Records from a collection
________
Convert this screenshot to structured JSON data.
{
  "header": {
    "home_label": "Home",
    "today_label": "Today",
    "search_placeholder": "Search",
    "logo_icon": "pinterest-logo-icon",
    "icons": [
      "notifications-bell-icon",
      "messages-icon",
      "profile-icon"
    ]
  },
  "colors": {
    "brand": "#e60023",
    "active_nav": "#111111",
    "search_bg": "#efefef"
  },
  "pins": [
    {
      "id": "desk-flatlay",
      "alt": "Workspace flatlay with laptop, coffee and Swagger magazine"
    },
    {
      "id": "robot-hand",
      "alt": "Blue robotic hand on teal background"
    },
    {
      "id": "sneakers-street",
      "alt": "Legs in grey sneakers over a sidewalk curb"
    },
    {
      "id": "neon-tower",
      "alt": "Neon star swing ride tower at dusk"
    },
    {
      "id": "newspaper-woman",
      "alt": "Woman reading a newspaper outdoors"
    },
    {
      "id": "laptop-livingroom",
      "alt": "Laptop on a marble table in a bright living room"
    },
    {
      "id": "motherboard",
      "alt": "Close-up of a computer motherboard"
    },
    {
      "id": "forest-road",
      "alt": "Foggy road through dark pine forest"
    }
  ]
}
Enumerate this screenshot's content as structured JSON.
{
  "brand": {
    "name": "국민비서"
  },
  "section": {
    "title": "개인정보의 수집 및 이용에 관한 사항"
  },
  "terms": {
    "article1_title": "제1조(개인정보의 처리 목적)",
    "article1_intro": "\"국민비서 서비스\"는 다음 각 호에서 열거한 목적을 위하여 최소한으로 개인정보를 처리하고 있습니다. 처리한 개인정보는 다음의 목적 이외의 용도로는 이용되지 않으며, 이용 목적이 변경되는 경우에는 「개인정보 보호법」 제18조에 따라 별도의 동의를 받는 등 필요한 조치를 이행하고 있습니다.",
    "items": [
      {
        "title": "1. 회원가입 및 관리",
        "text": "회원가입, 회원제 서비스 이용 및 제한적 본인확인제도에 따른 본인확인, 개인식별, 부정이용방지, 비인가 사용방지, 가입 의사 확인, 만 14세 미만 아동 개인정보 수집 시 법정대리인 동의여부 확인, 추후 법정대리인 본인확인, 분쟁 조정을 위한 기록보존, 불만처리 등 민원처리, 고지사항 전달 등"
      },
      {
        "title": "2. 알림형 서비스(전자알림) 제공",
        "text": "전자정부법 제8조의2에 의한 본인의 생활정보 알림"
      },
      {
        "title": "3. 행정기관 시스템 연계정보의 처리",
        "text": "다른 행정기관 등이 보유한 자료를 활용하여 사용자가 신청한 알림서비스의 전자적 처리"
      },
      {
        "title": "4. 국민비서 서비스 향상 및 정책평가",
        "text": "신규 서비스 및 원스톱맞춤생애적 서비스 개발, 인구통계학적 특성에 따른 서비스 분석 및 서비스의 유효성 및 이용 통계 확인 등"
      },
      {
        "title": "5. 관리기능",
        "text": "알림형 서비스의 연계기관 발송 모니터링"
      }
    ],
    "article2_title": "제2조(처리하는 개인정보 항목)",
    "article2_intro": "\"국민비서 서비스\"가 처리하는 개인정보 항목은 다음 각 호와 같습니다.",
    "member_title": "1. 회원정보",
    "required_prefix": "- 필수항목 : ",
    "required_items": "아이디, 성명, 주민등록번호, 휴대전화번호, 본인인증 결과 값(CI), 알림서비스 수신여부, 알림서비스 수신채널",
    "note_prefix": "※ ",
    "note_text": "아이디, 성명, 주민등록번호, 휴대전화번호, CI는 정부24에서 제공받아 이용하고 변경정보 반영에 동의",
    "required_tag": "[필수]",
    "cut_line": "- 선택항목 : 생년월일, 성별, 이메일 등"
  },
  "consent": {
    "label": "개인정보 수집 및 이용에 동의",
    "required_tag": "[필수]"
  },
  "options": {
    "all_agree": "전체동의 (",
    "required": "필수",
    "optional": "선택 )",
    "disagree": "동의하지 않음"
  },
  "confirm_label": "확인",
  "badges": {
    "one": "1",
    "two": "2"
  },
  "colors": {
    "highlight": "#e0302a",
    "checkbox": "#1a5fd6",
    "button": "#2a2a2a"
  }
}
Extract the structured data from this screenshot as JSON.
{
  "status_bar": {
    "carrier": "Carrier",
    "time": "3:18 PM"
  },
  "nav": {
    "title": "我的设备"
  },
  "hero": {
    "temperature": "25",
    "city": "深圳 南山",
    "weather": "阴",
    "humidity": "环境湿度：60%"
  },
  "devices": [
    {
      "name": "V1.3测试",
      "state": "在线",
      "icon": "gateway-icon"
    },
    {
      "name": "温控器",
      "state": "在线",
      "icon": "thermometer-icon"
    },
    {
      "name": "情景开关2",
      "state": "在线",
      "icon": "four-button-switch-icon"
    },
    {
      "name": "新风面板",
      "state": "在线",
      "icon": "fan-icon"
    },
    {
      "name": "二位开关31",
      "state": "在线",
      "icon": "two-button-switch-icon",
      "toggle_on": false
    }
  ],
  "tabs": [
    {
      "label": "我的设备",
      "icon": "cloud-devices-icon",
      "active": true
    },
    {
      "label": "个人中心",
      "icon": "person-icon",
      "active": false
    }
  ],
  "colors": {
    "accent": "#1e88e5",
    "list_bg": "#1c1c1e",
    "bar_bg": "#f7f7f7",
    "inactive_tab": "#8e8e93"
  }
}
________
* **SET PROBLEM**: Give the complete listing a second time, exactly as it reads.

* **SOLUTION TO THIS TASK**:
Convert this screenshot to structured JSON data.
{
  "header": {
    "home_label": "Home",
    "today_label": "Today",
    "search_placeholder": "Search",
    "logo_icon": "pinterest-logo-icon",
    "icons": [
      "notifications-bell-icon",
      "messages-icon",
      "profile-icon"
    ]
  },
  "colors": {
    "brand": "#e60023",
    "active_nav": "#111111",
    "search_bg": "#efefef"
  },
  "pins": [
    {
      "id": "desk-flatlay",
      "alt": "Workspace flatlay with laptop, coffee and Swagger magazine"
    },
    {
      "id": "robot-hand",
      "alt": "Blue robotic hand on teal background"
    },
    {
      "id": "sneakers-street",
      "alt": "Legs in grey sneakers over a sidewalk curb"
    },
    {
      "id": "neon-tower",
      "alt": "Neon star swing ride tower at dusk"
    },
    {
      "id": "newspaper-woman",
      "alt": "Woman reading a newspaper outdoors"
    },
    {
      "id": "laptop-livingroom",
      "alt": "Laptop on a marble table in a bright living room"
    },
    {
      "id": "motherboard",
      "alt": "Close-up of a computer motherboard"
    },
    {
      "id": "forest-road",
      "alt": "Foggy road through dark pine forest"
    }
  ]
}
Enumerate this screenshot's content as structured JSON.
{
  "brand": {
    "name": "국민비서"
  },
  "section": {
    "title": "개인정보의 수집 및 이용에 관한 사항"
  },
  "terms": {
    "article1_title": "제1조(개인정보의 처리 목적)",
    "article1_intro": "\"국민비서 서비스\"는 다음 각 호에서 열거한 목적을 위하여 최소한으로 개인정보를 처리하고 있습니다. 처리한 개인정보는 다음의 목적 이외의 용도로는 이용되지 않으며, 이용 목적이 변경되는 경우에는 「개인정보 보호법」 제18조에 따라 별도의 동의를 받는 등 필요한 조치를 이행하고 있습니다.",
    "items": [
      {
        "title": "1. 회원가입 및 관리",
        "text": "회원가입, 회원제 서비스 이용 및 제한적 본인확인제도에 따른 본인확인, 개인식별, 부정이용방지, 비인가 사용방지, 가입 의사 확인, 만 14세 미만 아동 개인정보 수집 시 법정대리인 동의여부 확인, 추후 법정대리인 본인확인, 분쟁 조정을 위한 기록보존, 불만처리 등 민원처리, 고지사항 전달 등"
      },
      {
        "title": "2. 알림형 서비스(전자알림) 제공",
        "text": "전자정부법 제8조의2에 의한 본인의 생활정보 알림"
      },
      {
        "title": "3. 행정기관 시스템 연계정보의 처리",
        "text": "다른 행정기관 등이 보유한 자료를 활용하여 사용자가 신청한 알림서비스의 전자적 처리"
      },
      {
        "title": "4. 국민비서 서비스 향상 및 정책평가",
        "text": "신규 서비스 및 원스톱맞춤생애적 서비스 개발, 인구통계학적 특성에 따른 서비스 분석 및 서비스의 유효성 및 이용 통계 확인 등"
      },
      {
        "title": "5. 관리기능",
        "text": "알림형 서비스의 연계기관 발송 모니터링"
      }
    ],
    "article2_title": "제2조(처리하는 개인정보 항목)",
    "article2_intro": "\"국민비서 서비스\"가 처리하는 개인정보 항목은 다음 각 호와 같습니다.",
    "member_title": "1. 회원정보",
    "required_prefix": "- 필수항목 : ",
    "required_items": "아이디, 성명, 주민등록번호, 휴대전화번호, 본인인증 결과 값(CI), 알림서비스 수신여부, 알림서비스 수신채널",
    "note_prefix": "※ ",
    "note_text": "아이디, 성명, 주민등록번호, 휴대전화번호, CI는 정부24에서 제공받아 이용하고 변경정보 반영에 동의",
    "required_tag": "[필수]",
    "cut_line": "- 선택항목 : 생년월일, 성별, 이메일 등"
  },
  "consent": {
    "label": "개인정보 수집 및 이용에 동의",
    "required_tag": "[필수]"
  },
  "options": {
    "all_agree": "전체동의 (",
    "required": "필수",
    "optional": "선택 )",
    "disagree": "동의하지 않음"
  },
  "confirm_label": "확인",
  "badges": {
    "one": "1",
    "two": "2"
  },
  "colors": {
    "highlight": "#e0302a",
    "checkbox": "#1a5fd6",
    "button": "#2a2a2a"
  }
}
Extract the structured data from this screenshot as JSON.
{
  "status_bar": {
    "carrier": "Carrier",
    "time": "3:18 PM"
  },
  "nav": {
    "title": "我的设备"
  },
  "hero": {
    "temperature": "25",
    "city": "深圳 南山",
    "weather": "阴",
    "humidity": "环境湿度：60%"
  },
  "devices": [
    {
      "name": "V1.3测试",
      "state": "在线",
      "icon": "gateway-icon"
    },
    {
      "name": "温控器",
      "state": "在线",
      "icon": "thermometer-icon"
    },
    {
      "name": "情景开关2",
      "state": "在线",
      "icon": "four-button-switch-icon"
    },
    {
      "name": "新风面板",
      "state": "在线",
      "icon": "fan-icon"
    },
    {
      "name": "二位开关31",
      "state": "在线",
      "icon": "two-button-switch-icon",
      "toggle_on": false
    }
  ],
  "tabs": [
    {
      "label": "我的设备",
      "icon": "cloud-devices-icon",
      "active": true
    },
    {
      "label": "个人中心",
      "icon": "person-icon",
      "active": false
    }
  ],
  "colors": {
    "accent": "#1e88e5",
    "list_bg": "#1c1c1e",
    "bar_bg": "#f7f7f7",
    "inactive_tab": "#8e8e93"
  }
}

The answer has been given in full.